**** SUPPLIED RECORDS ****

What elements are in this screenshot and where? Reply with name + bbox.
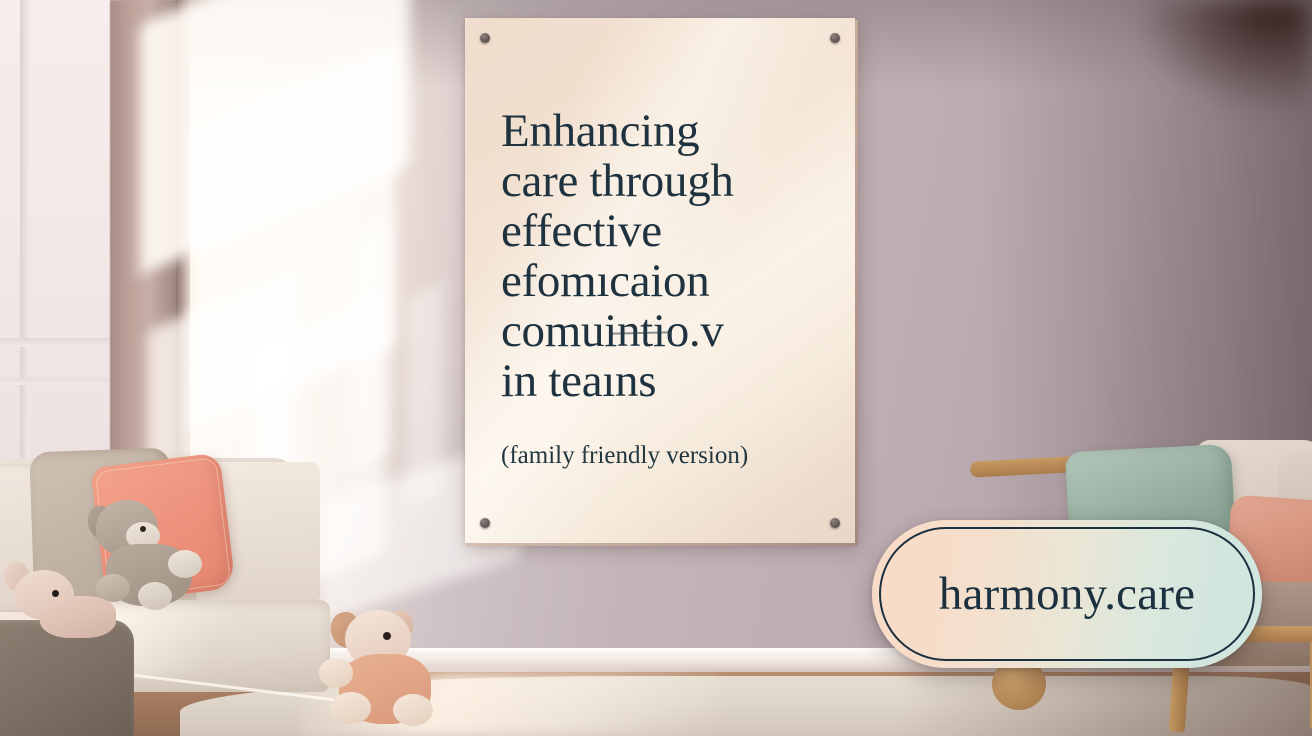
poster-subtitle: (family friendly version) [501,442,823,470]
wall-poster[interactable]: Enhancing care through effective efomıca… [465,18,855,543]
plush-eye [52,590,59,597]
floor-plush-bear [325,610,455,732]
plush-body [40,596,116,638]
plush-limb [168,550,202,578]
plush-limb [138,582,172,610]
headline-line-1: Enhancing [501,106,823,156]
pink-plush-bunny [0,566,116,642]
left-sofa [0,448,320,736]
poster-edge-bottom [467,543,857,546]
poster-edge-right [855,20,858,545]
pin-icon [480,518,490,528]
window-mullion-horizontal-2 [0,378,118,385]
headline-line-4: efomıcaion [501,256,823,306]
window-mullion-horizontal [0,338,118,347]
plush-paw [393,694,433,726]
plush-paw [319,658,353,688]
sunlight-patch [350,221,390,469]
harmony-care-badge[interactable]: harmony.care [872,520,1262,668]
plush-eye [140,526,146,532]
poster-headline: Enhancing care through effective efomıca… [501,106,823,406]
headline-line-6: in teaıns [501,356,823,406]
plush-paw [331,692,371,724]
window-mullion-vertical [20,0,30,470]
headline-line-2: care through [501,156,823,206]
badge-label: harmony.care [939,567,1195,621]
pin-icon [830,33,840,43]
window-pane [0,0,118,470]
headline-line-3: effective [501,206,823,256]
poster-text-block: Enhancing care through effective efomıca… [501,106,823,470]
pin-icon [830,518,840,528]
plush-eye [383,632,391,640]
room-scene: Enhancing care through effective efomıca… [0,0,1312,736]
pin-icon [480,33,490,43]
corner-dark-object [1142,0,1312,110]
headline-line-5: comuintio.v [501,306,823,356]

****

■ WHAT IS BEING ASKED ■
Repeat every line of the listing above word for word, leaving out the picture.

■ ANSWER FOR THIS EXERCISE ■
What elements are in this screenshot and where? Reply with name + bbox.
poster-subtitle: (family friendly version) [501,442,823,470]
wall-poster[interactable]: Enhancing care through effective efomıca… [465,18,855,543]
plush-eye [52,590,59,597]
floor-plush-bear [325,610,455,732]
plush-body [40,596,116,638]
plush-limb [168,550,202,578]
plush-limb [138,582,172,610]
headline-line-1: Enhancing [501,106,823,156]
pink-plush-bunny [0,566,116,642]
left-sofa [0,448,320,736]
poster-edge-bottom [467,543,857,546]
poster-edge-right [855,20,858,545]
pin-icon [480,518,490,528]
window-mullion-horizontal-2 [0,378,118,385]
headline-line-4: efomıcaion [501,256,823,306]
window-mullion-horizontal [0,338,118,347]
plush-paw [393,694,433,726]
plush-paw [319,658,353,688]
sunlight-patch [350,221,390,469]
harmony-care-badge[interactable]: harmony.care [872,520,1262,668]
plush-eye [140,526,146,532]
poster-headline: Enhancing care through effective efomıca… [501,106,823,406]
headline-line-6: in teaıns [501,356,823,406]
plush-paw [331,692,371,724]
window-mullion-vertical [20,0,30,470]
headline-line-2: care through [501,156,823,206]
badge-label: harmony.care [939,567,1195,621]
pin-icon [830,33,840,43]
window-pane [0,0,118,470]
headline-line-3: effective [501,206,823,256]
poster-text-block: Enhancing care through effective efomıca… [501,106,823,470]
pin-icon [830,518,840,528]
plush-eye [383,632,391,640]
room-scene: Enhancing care through effective efomıca… [0,0,1312,736]
pin-icon [480,33,490,43]
corner-dark-object [1142,0,1312,110]
headline-line-5: comuintio.v [501,306,823,356]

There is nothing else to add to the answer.